**What to do**. Scan the data. Collect each line that contains the word "date".
— Begin Data listing —
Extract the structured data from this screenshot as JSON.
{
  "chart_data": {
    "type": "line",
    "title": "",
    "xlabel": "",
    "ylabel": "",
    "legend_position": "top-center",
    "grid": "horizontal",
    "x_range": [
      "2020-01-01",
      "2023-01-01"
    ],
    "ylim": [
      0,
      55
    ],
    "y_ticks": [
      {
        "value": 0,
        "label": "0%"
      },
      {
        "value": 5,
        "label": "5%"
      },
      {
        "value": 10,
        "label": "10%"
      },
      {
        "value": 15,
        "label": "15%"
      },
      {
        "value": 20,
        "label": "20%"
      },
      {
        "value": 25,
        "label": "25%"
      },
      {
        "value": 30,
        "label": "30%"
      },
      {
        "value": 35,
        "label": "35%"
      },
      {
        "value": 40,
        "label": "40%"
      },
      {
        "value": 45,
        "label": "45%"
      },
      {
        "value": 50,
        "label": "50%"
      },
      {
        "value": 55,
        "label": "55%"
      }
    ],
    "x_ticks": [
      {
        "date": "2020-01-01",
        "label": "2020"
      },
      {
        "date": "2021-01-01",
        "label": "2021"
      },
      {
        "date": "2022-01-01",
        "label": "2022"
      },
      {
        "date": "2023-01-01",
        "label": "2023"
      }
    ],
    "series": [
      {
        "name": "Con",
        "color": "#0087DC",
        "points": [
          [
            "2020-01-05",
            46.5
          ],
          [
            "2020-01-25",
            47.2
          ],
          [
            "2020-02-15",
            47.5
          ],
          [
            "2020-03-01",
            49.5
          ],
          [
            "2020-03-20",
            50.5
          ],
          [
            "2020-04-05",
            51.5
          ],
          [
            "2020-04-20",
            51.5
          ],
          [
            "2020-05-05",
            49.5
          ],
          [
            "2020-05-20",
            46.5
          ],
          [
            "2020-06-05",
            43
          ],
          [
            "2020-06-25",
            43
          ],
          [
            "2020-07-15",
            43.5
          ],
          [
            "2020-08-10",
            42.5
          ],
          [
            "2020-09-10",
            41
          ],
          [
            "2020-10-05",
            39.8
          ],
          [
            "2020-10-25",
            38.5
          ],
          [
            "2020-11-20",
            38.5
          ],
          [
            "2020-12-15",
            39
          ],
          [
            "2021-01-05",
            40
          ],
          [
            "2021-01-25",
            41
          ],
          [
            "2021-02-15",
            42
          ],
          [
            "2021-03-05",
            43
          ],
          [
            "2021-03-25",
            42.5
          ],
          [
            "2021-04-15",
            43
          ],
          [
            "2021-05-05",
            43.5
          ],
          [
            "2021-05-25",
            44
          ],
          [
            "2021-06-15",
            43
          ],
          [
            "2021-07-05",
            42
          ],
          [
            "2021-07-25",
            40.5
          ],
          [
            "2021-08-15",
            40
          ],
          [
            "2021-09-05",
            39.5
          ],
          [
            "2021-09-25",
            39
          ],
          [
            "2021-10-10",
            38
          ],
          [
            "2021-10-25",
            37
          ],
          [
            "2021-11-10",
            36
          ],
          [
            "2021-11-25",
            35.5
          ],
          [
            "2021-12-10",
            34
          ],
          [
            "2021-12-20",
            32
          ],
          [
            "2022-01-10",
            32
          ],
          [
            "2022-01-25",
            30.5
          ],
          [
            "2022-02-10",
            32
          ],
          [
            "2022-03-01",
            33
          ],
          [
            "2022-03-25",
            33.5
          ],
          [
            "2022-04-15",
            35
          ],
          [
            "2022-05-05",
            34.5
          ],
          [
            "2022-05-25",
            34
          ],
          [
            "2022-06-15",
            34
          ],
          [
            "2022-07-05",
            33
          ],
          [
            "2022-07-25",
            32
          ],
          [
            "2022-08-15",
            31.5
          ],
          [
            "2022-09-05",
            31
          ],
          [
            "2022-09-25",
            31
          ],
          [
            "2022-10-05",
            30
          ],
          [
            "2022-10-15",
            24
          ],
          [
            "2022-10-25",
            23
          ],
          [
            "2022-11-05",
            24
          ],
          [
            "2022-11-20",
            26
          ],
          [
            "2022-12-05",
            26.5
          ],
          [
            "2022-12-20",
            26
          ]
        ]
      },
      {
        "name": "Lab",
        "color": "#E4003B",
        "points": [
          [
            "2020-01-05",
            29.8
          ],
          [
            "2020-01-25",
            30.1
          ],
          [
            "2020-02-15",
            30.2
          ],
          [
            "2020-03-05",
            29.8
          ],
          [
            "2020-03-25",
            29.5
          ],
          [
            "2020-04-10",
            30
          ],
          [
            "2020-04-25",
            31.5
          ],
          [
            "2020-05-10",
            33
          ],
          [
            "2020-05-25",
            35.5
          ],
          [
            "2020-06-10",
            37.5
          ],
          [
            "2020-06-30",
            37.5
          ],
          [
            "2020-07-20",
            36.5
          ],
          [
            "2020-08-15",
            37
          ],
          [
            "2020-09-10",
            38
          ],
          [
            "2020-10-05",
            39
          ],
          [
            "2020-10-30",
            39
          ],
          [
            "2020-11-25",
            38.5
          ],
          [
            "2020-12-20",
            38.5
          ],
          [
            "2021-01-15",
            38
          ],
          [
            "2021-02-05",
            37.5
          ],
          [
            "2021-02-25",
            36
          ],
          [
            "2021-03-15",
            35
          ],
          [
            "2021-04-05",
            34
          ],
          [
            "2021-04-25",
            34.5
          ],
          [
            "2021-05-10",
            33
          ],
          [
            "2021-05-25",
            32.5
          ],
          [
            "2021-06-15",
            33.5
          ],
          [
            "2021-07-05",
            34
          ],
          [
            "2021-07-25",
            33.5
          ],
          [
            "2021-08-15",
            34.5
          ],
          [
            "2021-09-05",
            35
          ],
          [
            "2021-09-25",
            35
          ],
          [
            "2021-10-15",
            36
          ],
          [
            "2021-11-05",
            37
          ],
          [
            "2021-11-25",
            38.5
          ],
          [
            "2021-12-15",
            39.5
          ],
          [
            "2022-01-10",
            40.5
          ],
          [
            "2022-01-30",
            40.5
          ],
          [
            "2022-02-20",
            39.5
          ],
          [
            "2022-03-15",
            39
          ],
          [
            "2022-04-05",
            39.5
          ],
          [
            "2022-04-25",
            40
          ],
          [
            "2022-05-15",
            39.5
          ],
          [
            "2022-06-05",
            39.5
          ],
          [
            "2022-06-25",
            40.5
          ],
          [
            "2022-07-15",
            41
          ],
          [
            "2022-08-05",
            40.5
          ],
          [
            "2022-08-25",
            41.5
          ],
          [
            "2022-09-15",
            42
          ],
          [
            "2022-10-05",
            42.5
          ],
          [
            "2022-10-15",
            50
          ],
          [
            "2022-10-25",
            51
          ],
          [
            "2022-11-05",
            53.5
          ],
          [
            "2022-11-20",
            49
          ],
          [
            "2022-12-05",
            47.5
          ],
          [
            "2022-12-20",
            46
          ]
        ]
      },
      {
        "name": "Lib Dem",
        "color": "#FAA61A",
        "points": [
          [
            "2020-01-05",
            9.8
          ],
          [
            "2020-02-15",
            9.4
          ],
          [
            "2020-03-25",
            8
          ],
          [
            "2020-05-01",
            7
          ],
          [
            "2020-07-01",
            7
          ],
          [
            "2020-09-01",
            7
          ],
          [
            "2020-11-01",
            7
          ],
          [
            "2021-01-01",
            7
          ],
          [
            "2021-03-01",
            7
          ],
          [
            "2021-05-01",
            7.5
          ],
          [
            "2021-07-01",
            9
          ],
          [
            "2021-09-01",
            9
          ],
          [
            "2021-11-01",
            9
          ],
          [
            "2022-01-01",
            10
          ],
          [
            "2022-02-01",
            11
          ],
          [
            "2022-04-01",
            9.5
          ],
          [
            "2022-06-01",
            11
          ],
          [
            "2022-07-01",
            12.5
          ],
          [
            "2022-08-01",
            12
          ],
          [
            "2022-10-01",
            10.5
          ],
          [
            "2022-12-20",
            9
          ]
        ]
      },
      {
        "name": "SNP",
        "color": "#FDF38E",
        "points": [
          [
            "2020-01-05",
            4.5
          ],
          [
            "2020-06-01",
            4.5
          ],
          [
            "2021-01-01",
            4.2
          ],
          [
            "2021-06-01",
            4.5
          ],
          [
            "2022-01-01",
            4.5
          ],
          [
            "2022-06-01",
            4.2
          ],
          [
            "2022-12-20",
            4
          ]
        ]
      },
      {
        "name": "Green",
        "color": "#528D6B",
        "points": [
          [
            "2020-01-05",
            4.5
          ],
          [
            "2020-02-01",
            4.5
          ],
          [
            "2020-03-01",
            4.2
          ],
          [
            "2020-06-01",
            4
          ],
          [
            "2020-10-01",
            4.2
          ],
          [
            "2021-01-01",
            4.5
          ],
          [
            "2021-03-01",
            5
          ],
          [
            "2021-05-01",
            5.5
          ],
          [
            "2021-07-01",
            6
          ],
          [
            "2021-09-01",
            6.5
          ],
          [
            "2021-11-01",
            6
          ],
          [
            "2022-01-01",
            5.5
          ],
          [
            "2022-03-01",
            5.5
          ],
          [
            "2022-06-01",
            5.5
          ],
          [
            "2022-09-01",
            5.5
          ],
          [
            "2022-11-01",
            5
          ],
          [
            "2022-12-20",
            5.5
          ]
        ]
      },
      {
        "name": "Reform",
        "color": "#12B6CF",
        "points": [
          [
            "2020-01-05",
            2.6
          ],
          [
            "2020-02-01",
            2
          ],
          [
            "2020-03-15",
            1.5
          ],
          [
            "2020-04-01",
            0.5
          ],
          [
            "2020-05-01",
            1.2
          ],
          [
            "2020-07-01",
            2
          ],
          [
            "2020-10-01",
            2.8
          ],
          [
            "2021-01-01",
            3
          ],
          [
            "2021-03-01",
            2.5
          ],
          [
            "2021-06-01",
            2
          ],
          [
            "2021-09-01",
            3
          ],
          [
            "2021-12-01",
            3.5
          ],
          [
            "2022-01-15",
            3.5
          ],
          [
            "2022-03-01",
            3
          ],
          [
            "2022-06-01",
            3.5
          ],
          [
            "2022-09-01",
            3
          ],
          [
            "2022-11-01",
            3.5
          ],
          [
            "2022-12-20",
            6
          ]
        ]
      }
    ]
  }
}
— End Data listing —
**Completed task**.
        "date": "2020-01-01",
        "date": "2021-01-01",
        "date": "2022-01-01",
        "date": "2023-01-01",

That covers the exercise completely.